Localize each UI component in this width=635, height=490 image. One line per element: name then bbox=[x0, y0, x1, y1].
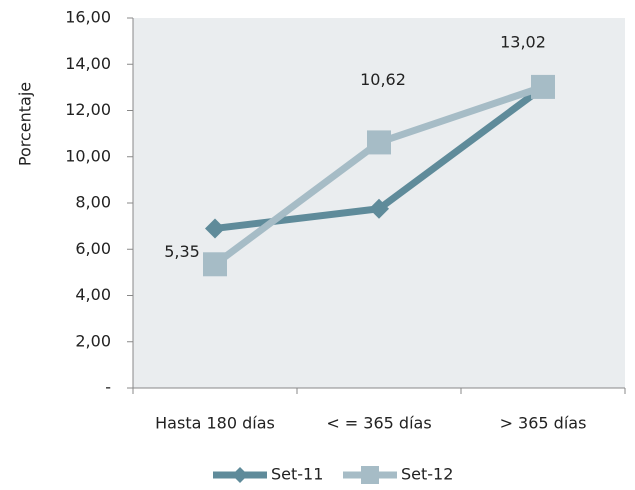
y-tick-label: 8,00 bbox=[75, 193, 111, 212]
point bbox=[531, 74, 555, 99]
y-tick-label: 12,00 bbox=[65, 100, 111, 119]
legend-marker bbox=[232, 467, 248, 483]
x-tick-label: Hasta 180 días bbox=[155, 414, 275, 433]
y-tick-label: 6,00 bbox=[75, 239, 111, 258]
y-tick-label: 4,00 bbox=[75, 285, 111, 304]
y-tick-label: 16,00 bbox=[65, 8, 111, 27]
legend-label: Set-11 bbox=[271, 465, 323, 484]
y-axis-label: Porcentaje bbox=[16, 82, 35, 166]
y-tick-label: 10,00 bbox=[65, 146, 111, 165]
legend-marker bbox=[361, 466, 379, 484]
y-tick-label: 14,00 bbox=[65, 54, 111, 73]
point bbox=[203, 252, 227, 277]
legend-label: Set-12 bbox=[401, 465, 453, 484]
point bbox=[205, 218, 225, 239]
data-label: 10,62 bbox=[360, 70, 406, 89]
point bbox=[367, 130, 391, 155]
point bbox=[369, 198, 389, 219]
x-tick-label: < = 365 días bbox=[326, 414, 431, 433]
data-label: 13,02 bbox=[500, 32, 546, 51]
y-tick-label: - bbox=[105, 378, 111, 397]
x-tick-label: > 365 días bbox=[500, 414, 587, 433]
y-tick-label: 2,00 bbox=[75, 331, 111, 350]
data-label: 5,35 bbox=[164, 242, 200, 261]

Problem statement: Print every line of the items above word for word, and leave out the pictures.

Full answer:
Localize each UI component in this width=635, height=490 image. One line per element: name then bbox=[x0, y0, x1, y1].
y-tick-label: 8,00 bbox=[75, 193, 111, 212]
point bbox=[531, 74, 555, 99]
y-tick-label: 12,00 bbox=[65, 100, 111, 119]
legend-marker bbox=[232, 467, 248, 483]
x-tick-label: Hasta 180 días bbox=[155, 414, 275, 433]
y-tick-label: 6,00 bbox=[75, 239, 111, 258]
y-tick-label: 4,00 bbox=[75, 285, 111, 304]
y-tick-label: 16,00 bbox=[65, 8, 111, 27]
legend-label: Set-11 bbox=[271, 465, 323, 484]
y-axis-label: Porcentaje bbox=[16, 82, 35, 166]
y-tick-label: 10,00 bbox=[65, 146, 111, 165]
legend-marker bbox=[361, 466, 379, 484]
y-tick-label: 14,00 bbox=[65, 54, 111, 73]
point bbox=[203, 252, 227, 277]
legend-label: Set-12 bbox=[401, 465, 453, 484]
point bbox=[205, 218, 225, 239]
data-label: 10,62 bbox=[360, 70, 406, 89]
point bbox=[367, 130, 391, 155]
point bbox=[369, 198, 389, 219]
x-tick-label: < = 365 días bbox=[326, 414, 431, 433]
data-label: 13,02 bbox=[500, 32, 546, 51]
y-tick-label: - bbox=[105, 378, 111, 397]
x-tick-label: > 365 días bbox=[500, 414, 587, 433]
y-tick-label: 2,00 bbox=[75, 331, 111, 350]
data-label: 5,35 bbox=[164, 242, 200, 261]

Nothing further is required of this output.